(Excerpts from a figure dataset)

|---|

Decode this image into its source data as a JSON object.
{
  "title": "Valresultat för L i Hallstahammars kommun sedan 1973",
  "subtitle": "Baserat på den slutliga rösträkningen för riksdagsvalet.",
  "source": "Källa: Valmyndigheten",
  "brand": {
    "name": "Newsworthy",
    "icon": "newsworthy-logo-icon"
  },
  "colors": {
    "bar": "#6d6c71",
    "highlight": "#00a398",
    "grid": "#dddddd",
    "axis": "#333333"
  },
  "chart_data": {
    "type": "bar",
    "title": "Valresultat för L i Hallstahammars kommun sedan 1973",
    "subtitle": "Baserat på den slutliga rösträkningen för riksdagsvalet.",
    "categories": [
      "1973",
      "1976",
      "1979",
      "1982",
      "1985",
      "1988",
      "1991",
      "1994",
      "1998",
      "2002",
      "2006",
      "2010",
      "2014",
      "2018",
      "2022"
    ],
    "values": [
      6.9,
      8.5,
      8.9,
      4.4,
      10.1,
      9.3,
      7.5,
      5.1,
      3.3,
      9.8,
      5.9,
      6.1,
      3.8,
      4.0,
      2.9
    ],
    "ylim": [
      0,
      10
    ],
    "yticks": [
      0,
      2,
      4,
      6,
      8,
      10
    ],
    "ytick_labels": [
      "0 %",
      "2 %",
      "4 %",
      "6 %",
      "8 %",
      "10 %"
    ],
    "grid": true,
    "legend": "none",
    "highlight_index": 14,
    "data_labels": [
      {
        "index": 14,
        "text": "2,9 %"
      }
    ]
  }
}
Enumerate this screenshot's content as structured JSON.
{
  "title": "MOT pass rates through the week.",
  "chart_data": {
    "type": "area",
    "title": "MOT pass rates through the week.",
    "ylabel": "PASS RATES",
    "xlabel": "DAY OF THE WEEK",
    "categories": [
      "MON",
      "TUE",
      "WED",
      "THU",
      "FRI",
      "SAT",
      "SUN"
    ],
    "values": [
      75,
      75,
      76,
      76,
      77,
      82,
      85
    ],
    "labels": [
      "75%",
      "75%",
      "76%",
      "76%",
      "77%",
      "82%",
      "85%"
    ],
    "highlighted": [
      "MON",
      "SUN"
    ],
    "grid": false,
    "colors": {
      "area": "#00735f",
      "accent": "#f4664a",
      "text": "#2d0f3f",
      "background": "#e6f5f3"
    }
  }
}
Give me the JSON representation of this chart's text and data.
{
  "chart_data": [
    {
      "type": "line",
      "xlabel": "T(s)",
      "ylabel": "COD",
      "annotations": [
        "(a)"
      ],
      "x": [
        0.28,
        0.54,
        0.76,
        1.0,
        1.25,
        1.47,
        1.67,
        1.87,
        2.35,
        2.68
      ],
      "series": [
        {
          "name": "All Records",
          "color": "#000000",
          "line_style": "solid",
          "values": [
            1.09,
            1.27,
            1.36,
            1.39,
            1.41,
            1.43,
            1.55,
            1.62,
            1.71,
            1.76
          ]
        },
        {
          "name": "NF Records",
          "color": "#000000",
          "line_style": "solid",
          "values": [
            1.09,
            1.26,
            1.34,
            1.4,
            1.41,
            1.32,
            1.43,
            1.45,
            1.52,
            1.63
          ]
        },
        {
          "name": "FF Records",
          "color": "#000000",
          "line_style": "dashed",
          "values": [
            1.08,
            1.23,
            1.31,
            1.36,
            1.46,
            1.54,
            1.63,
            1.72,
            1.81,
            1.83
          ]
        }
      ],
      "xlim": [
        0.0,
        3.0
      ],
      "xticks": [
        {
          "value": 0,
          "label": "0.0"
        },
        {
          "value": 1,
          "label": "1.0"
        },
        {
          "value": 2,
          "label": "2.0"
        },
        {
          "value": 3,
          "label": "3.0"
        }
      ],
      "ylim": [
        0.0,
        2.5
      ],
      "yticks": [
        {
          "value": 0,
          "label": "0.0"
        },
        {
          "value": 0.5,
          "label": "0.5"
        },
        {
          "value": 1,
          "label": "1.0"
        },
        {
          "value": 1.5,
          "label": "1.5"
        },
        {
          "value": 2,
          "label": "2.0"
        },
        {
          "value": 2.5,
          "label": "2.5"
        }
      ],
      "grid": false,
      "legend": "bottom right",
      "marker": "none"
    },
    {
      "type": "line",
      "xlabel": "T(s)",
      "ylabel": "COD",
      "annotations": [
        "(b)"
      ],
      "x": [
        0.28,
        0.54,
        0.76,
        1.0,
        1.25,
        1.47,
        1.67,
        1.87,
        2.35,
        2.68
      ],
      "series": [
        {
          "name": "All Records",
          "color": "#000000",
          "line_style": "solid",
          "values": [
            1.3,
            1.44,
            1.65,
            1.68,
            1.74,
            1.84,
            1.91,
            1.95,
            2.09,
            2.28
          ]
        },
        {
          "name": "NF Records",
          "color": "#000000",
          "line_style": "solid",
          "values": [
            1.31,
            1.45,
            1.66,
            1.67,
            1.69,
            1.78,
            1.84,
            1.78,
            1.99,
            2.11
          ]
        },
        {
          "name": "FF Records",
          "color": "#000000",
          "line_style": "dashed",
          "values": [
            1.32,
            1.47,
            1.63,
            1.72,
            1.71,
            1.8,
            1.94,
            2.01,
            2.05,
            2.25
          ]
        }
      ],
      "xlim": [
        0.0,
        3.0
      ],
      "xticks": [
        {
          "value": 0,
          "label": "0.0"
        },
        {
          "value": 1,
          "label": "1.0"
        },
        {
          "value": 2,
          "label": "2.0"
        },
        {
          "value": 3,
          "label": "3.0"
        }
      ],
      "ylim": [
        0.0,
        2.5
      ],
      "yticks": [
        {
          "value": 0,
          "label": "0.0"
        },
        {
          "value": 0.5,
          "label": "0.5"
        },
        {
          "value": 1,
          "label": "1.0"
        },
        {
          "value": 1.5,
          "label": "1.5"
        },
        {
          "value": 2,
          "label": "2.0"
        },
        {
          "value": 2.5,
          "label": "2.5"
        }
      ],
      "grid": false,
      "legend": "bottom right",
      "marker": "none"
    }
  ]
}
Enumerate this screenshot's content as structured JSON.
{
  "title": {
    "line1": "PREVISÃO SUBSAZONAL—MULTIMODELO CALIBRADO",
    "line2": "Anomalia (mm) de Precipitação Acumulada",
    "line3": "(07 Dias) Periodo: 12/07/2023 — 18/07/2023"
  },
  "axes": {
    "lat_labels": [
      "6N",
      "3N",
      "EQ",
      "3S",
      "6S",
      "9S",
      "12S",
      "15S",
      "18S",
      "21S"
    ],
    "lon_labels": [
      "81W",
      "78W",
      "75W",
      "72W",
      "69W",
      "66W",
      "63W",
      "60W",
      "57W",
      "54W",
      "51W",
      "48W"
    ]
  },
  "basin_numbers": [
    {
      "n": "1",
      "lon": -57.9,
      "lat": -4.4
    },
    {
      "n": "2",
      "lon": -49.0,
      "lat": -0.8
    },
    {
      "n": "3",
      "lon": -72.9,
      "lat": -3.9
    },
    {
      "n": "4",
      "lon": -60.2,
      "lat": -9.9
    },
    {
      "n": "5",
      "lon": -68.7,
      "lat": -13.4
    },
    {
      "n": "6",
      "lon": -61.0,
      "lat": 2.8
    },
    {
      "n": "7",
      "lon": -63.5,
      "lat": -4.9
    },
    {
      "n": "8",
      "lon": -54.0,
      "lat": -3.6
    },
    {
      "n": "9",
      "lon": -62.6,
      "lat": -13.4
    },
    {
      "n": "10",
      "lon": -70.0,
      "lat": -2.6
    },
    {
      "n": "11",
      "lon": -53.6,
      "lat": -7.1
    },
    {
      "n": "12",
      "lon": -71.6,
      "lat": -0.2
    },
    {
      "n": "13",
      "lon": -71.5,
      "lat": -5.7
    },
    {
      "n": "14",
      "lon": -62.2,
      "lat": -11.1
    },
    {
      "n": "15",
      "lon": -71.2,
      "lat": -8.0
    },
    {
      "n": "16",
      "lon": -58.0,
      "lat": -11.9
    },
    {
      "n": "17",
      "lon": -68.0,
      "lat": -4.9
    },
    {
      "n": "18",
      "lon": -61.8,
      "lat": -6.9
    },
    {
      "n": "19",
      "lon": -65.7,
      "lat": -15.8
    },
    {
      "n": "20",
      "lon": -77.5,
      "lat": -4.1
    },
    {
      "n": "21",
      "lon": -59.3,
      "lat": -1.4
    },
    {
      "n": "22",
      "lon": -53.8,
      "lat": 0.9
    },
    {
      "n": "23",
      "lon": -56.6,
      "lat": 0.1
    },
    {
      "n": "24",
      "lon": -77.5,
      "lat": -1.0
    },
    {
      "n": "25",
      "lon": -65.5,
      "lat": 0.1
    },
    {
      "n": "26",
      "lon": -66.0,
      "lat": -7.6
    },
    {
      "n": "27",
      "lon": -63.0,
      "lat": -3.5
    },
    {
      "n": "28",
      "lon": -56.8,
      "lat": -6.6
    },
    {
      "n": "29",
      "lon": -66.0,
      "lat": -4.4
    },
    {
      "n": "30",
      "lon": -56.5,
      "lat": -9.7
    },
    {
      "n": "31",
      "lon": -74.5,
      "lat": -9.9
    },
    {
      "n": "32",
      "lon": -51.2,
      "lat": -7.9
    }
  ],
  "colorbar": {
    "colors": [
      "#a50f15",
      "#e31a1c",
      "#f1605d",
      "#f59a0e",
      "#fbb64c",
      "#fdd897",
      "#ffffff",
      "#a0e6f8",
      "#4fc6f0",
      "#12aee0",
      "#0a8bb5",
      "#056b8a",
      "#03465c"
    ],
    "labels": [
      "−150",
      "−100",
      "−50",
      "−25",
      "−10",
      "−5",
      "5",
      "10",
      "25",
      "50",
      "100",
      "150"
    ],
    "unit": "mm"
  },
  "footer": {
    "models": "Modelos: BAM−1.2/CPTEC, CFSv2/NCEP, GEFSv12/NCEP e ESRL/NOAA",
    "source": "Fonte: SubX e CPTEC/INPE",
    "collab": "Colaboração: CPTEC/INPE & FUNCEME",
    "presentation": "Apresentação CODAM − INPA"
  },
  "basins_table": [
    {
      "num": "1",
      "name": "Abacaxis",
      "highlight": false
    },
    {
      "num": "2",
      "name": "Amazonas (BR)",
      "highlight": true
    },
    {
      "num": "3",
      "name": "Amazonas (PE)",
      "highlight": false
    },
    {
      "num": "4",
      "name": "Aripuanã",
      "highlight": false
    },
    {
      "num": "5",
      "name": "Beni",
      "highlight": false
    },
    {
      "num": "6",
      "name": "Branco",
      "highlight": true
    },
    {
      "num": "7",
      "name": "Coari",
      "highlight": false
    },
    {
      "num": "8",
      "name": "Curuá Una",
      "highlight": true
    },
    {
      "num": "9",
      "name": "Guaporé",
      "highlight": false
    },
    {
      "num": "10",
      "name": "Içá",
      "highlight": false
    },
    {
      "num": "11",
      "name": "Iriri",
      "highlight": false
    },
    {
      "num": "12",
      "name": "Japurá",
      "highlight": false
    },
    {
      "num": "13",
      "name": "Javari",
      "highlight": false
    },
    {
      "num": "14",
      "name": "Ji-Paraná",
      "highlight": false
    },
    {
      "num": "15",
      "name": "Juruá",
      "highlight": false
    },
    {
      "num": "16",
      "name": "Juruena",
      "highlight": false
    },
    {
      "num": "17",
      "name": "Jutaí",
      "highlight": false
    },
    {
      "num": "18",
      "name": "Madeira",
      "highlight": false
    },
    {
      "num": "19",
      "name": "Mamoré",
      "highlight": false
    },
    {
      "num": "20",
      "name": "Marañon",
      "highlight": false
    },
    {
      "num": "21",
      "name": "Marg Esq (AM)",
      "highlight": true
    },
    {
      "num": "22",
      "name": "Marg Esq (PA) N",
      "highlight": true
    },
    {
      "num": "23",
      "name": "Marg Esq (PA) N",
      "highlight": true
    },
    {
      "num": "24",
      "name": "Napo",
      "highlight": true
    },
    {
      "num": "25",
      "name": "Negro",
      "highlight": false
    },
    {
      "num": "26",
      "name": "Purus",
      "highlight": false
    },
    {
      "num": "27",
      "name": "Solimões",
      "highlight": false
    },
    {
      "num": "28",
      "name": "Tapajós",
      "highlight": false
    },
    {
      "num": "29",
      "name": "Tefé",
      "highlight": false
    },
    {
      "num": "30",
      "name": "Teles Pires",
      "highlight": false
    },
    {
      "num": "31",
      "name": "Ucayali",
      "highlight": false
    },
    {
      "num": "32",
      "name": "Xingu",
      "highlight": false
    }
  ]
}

|---|

#### [AIM OF THE TASK]
Determine how many lines in the data above contain the string "type". Give nothing except the number.

#### [WRITTEN REPLY]
4